++++ Input data
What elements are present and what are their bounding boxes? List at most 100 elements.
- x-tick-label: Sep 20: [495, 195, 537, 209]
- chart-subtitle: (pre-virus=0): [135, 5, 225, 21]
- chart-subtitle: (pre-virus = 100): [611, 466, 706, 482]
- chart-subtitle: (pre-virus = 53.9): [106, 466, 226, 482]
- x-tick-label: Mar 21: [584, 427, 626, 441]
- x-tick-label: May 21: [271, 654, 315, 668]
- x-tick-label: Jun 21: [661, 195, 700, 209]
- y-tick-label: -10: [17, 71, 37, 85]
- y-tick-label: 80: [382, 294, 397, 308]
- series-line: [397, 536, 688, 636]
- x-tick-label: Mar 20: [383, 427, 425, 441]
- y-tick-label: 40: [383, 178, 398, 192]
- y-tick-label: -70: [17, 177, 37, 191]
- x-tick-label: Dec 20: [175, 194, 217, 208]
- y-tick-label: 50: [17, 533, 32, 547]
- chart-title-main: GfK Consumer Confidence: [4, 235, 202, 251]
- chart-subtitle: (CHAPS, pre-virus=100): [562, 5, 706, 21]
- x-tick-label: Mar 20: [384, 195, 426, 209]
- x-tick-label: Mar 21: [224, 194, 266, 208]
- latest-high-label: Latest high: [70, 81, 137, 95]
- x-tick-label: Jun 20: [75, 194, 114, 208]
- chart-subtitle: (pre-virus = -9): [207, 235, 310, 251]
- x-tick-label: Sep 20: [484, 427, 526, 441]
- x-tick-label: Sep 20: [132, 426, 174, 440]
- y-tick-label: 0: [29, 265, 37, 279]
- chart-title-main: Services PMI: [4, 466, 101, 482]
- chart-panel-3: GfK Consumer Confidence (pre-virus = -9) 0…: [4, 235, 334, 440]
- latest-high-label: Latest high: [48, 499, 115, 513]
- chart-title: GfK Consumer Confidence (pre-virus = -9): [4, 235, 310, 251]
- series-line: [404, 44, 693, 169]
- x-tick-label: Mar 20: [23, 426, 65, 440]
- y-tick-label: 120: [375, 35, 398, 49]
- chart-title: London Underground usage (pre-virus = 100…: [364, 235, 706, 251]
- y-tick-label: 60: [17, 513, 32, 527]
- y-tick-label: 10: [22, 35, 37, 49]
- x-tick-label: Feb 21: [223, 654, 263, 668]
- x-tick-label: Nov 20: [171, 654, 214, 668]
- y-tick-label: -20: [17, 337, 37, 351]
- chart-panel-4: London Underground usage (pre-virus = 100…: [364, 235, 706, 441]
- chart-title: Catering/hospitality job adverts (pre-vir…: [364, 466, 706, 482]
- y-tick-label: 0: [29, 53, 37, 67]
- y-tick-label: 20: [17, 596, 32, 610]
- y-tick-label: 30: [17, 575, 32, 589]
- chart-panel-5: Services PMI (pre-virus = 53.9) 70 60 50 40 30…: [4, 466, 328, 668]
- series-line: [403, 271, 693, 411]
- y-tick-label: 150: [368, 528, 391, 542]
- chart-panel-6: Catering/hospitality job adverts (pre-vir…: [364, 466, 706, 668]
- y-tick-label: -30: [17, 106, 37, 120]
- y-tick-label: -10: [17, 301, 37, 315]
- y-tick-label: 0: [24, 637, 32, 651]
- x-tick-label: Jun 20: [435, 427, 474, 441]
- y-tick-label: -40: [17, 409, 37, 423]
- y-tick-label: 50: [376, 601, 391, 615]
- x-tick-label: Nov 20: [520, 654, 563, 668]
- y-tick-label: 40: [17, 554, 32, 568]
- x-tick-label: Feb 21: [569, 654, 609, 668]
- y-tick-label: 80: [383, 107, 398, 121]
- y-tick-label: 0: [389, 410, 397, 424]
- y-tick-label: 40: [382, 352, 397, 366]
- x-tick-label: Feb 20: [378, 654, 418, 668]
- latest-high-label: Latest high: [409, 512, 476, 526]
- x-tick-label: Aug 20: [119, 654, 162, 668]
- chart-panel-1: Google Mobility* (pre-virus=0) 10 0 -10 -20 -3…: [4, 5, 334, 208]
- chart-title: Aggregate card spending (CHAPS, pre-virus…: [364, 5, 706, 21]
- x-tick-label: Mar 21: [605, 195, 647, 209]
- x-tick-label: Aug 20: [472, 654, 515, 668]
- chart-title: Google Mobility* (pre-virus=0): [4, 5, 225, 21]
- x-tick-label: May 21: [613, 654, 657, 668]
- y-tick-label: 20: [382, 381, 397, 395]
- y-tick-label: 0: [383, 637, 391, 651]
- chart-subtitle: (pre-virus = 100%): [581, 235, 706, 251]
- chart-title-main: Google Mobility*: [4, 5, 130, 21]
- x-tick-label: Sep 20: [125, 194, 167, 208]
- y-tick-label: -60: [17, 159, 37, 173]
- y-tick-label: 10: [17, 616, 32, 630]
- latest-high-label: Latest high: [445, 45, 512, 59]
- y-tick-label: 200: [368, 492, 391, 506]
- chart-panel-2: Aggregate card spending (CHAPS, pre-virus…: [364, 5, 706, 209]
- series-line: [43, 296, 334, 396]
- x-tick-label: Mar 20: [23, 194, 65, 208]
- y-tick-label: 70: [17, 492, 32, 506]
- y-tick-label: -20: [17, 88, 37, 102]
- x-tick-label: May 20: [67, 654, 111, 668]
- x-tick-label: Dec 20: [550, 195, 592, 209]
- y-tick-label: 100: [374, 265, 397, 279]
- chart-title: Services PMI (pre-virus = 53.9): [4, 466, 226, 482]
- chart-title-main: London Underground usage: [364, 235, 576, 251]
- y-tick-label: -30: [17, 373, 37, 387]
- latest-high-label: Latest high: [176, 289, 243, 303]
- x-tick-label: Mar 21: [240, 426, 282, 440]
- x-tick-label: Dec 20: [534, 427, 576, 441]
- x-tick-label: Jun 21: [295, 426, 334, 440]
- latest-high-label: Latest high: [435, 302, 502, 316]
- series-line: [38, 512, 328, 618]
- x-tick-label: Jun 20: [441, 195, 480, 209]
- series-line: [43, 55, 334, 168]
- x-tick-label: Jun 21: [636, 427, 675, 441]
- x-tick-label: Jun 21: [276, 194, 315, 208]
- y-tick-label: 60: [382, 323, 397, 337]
++++++++
# Task requirements
Copy every record above exactly as it appears.

# Reply to the task
What elements are present and what are their bounding boxes? List at most 100 elements.
- x-tick-label: Sep 20: [495, 195, 537, 209]
- chart-subtitle: (pre-virus=0): [135, 5, 225, 21]
- chart-subtitle: (pre-virus = 100): [611, 466, 706, 482]
- chart-subtitle: (pre-virus = 53.9): [106, 466, 226, 482]
- x-tick-label: Mar 21: [584, 427, 626, 441]
- x-tick-label: May 21: [271, 654, 315, 668]
- x-tick-label: Jun 21: [661, 195, 700, 209]
- y-tick-label: -10: [17, 71, 37, 85]
- y-tick-label: 80: [382, 294, 397, 308]
- series-line: [397, 536, 688, 636]
- x-tick-label: Mar 20: [383, 427, 425, 441]
- y-tick-label: 40: [383, 178, 398, 192]
- y-tick-label: -70: [17, 177, 37, 191]
- x-tick-label: Dec 20: [175, 194, 217, 208]
- y-tick-label: 50: [17, 533, 32, 547]
- chart-title-main: GfK Consumer Confidence: [4, 235, 202, 251]
- chart-subtitle: (CHAPS, pre-virus=100): [562, 5, 706, 21]
- x-tick-label: Mar 20: [384, 195, 426, 209]
- x-tick-label: Mar 21: [224, 194, 266, 208]
- latest-high-label: Latest high: [70, 81, 137, 95]
- x-tick-label: Jun 20: [75, 194, 114, 208]
- chart-subtitle: (pre-virus = -9): [207, 235, 310, 251]
- x-tick-label: Sep 20: [484, 427, 526, 441]
- x-tick-label: Sep 20: [132, 426, 174, 440]
- y-tick-label: 0: [29, 265, 37, 279]
- chart-title-main: Services PMI: [4, 466, 101, 482]
- chart-panel-3: GfK Consumer Confidence (pre-virus = -9) 0…: [4, 235, 334, 440]
- latest-high-label: Latest high: [48, 499, 115, 513]
- chart-title: GfK Consumer Confidence (pre-virus = -9): [4, 235, 310, 251]
- series-line: [404, 44, 693, 169]
- x-tick-label: Mar 20: [23, 426, 65, 440]
- y-tick-label: 120: [375, 35, 398, 49]
- chart-title: London Underground usage (pre-virus = 100…: [364, 235, 706, 251]
- y-tick-label: 60: [17, 513, 32, 527]
- y-tick-label: 10: [22, 35, 37, 49]
- x-tick-label: Feb 21: [223, 654, 263, 668]
- x-tick-label: Nov 20: [171, 654, 214, 668]
- y-tick-label: -20: [17, 337, 37, 351]
- chart-panel-4: London Underground usage (pre-virus = 100…: [364, 235, 706, 441]
- chart-title: Catering/hospitality job adverts (pre-vir…: [364, 466, 706, 482]
- y-tick-label: 0: [29, 53, 37, 67]
- y-tick-label: 20: [17, 596, 32, 610]
- y-tick-label: 30: [17, 575, 32, 589]
- chart-panel-5: Services PMI (pre-virus = 53.9) 70 60 50 40 30…: [4, 466, 328, 668]
- series-line: [403, 271, 693, 411]
- y-tick-label: 150: [368, 528, 391, 542]
- chart-panel-6: Catering/hospitality job adverts (pre-vir…: [364, 466, 706, 668]
- y-tick-label: -30: [17, 106, 37, 120]
- y-tick-label: -10: [17, 301, 37, 315]
- y-tick-label: 0: [24, 637, 32, 651]
- x-tick-label: Jun 20: [435, 427, 474, 441]
- y-tick-label: -40: [17, 409, 37, 423]
- y-tick-label: 50: [376, 601, 391, 615]
- x-tick-label: Nov 20: [520, 654, 563, 668]
- y-tick-label: 40: [17, 554, 32, 568]
- x-tick-label: Feb 21: [569, 654, 609, 668]
- y-tick-label: 80: [383, 107, 398, 121]
- y-tick-label: 0: [389, 410, 397, 424]
- y-tick-label: 40: [382, 352, 397, 366]
- x-tick-label: Feb 20: [378, 654, 418, 668]
- latest-high-label: Latest high: [409, 512, 476, 526]
- x-tick-label: Aug 20: [119, 654, 162, 668]
- chart-panel-1: Google Mobility* (pre-virus=0) 10 0 -10 -20 -3…: [4, 5, 334, 208]
- chart-title: Aggregate card spending (CHAPS, pre-virus…: [364, 5, 706, 21]
- x-tick-label: Mar 21: [605, 195, 647, 209]
- x-tick-label: Aug 20: [472, 654, 515, 668]
- chart-title: Google Mobility* (pre-virus=0): [4, 5, 225, 21]
- x-tick-label: May 21: [613, 654, 657, 668]
- y-tick-label: 20: [382, 381, 397, 395]
- y-tick-label: 0: [383, 637, 391, 651]
- chart-subtitle: (pre-virus = 100%): [581, 235, 706, 251]
- chart-title-main: Google Mobility*: [4, 5, 130, 21]
- x-tick-label: Sep 20: [125, 194, 167, 208]
- y-tick-label: -60: [17, 159, 37, 173]
- y-tick-label: 10: [17, 616, 32, 630]
- latest-high-label: Latest high: [445, 45, 512, 59]
- y-tick-label: 200: [368, 492, 391, 506]
- chart-panel-2: Aggregate card spending (CHAPS, pre-virus…: [364, 5, 706, 209]
- series-line: [43, 296, 334, 396]
- x-tick-label: Mar 20: [23, 194, 65, 208]
- y-tick-label: 70: [17, 492, 32, 506]
- y-tick-label: -20: [17, 88, 37, 102]
- x-tick-label: May 20: [67, 654, 111, 668]
- x-tick-label: Dec 20: [550, 195, 592, 209]
- y-tick-label: 100: [374, 265, 397, 279]
- chart-title: Services PMI (pre-virus = 53.9): [4, 466, 226, 482]
- chart-title-main: London Underground usage: [364, 235, 576, 251]
- y-tick-label: -30: [17, 373, 37, 387]
- latest-high-label: Latest high: [176, 289, 243, 303]
- x-tick-label: Mar 21: [240, 426, 282, 440]
- x-tick-label: Dec 20: [534, 427, 576, 441]
- x-tick-label: Jun 21: [295, 426, 334, 440]
- latest-high-label: Latest high: [435, 302, 502, 316]
- series-line: [38, 512, 328, 618]
- x-tick-label: Jun 20: [441, 195, 480, 209]
- series-line: [43, 55, 334, 168]
- x-tick-label: Jun 21: [636, 427, 675, 441]
- x-tick-label: Jun 21: [276, 194, 315, 208]
- y-tick-label: 60: [382, 323, 397, 337]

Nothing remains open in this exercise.